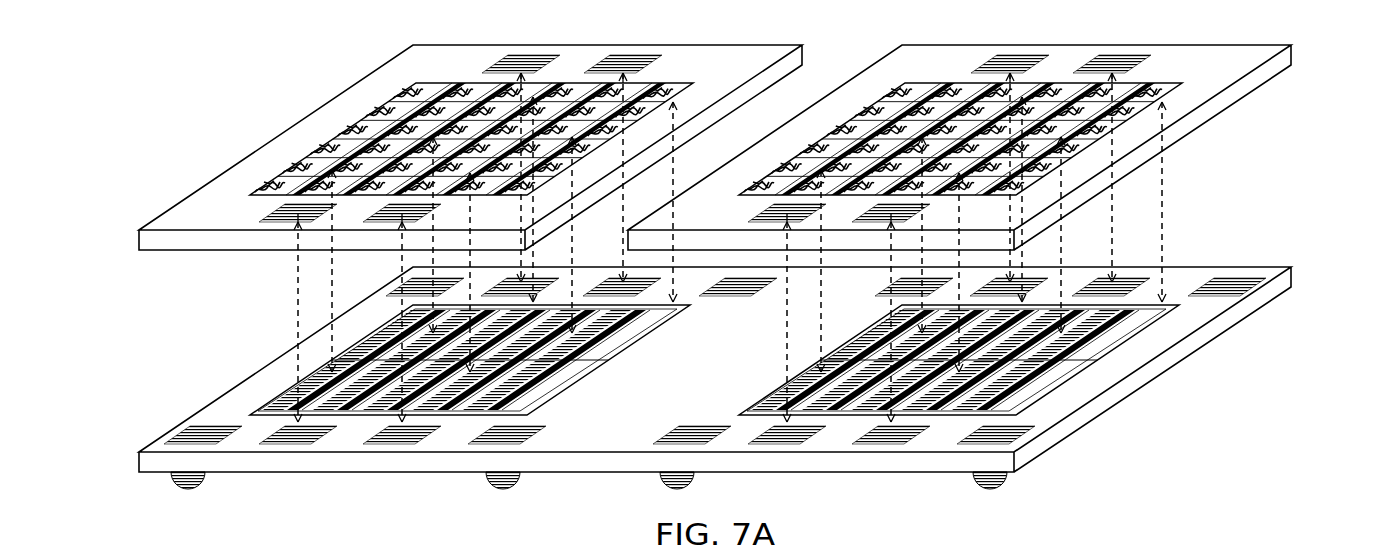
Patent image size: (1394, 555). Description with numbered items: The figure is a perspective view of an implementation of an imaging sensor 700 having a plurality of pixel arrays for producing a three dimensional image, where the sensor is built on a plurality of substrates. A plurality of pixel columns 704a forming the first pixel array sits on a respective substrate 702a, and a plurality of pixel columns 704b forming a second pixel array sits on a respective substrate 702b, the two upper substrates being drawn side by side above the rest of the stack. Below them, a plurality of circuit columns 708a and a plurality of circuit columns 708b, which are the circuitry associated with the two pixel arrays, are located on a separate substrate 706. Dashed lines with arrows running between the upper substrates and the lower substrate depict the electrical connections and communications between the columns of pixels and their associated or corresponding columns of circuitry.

The imaging sensor 700 is at (1222, 186).
The substrate 702a is at (1280, 86).
The substrate 702b is at (322, 132).
The pixel columns 704a is at (1147, 82).
The pixel columns 704b is at (627, 57).
The separate substrate 706 is at (1084, 410).
The circuit columns 708a is at (1157, 314).
The circuit columns 708b is at (282, 394).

» Task details:
Can you retype the entries above word for word, including every line, but without the pictures?

» Answer to this exercise:
Patent image size: (1394, 555). Description with numbered items: The figure is a perspective view of an implementation of an imaging sensor 700 having a plurality of pixel arrays for producing a three dimensional image, where the sensor is built on a plurality of substrates. A plurality of pixel columns 704a forming the first pixel array sits on a respective substrate 702a, and a plurality of pixel columns 704b forming a second pixel array sits on a respective substrate 702b, the two upper substrates being drawn side by side above the rest of the stack. Below them, a plurality of circuit columns 708a and a plurality of circuit columns 708b, which are the circuitry associated with the two pixel arrays, are located on a separate substrate 706. Dashed lines with arrows running between the upper substrates and the lower substrate depict the electrical connections and communications between the columns of pixels and their associated or corresponding columns of circuitry.

The imaging sensor 700 is at (1222, 186).
The substrate 702a is at (1280, 86).
The substrate 702b is at (322, 132).
The pixel columns 704a is at (1147, 82).
The pixel columns 704b is at (627, 57).
The separate substrate 706 is at (1084, 410).
The circuit columns 708a is at (1157, 314).
The circuit columns 708b is at (282, 394).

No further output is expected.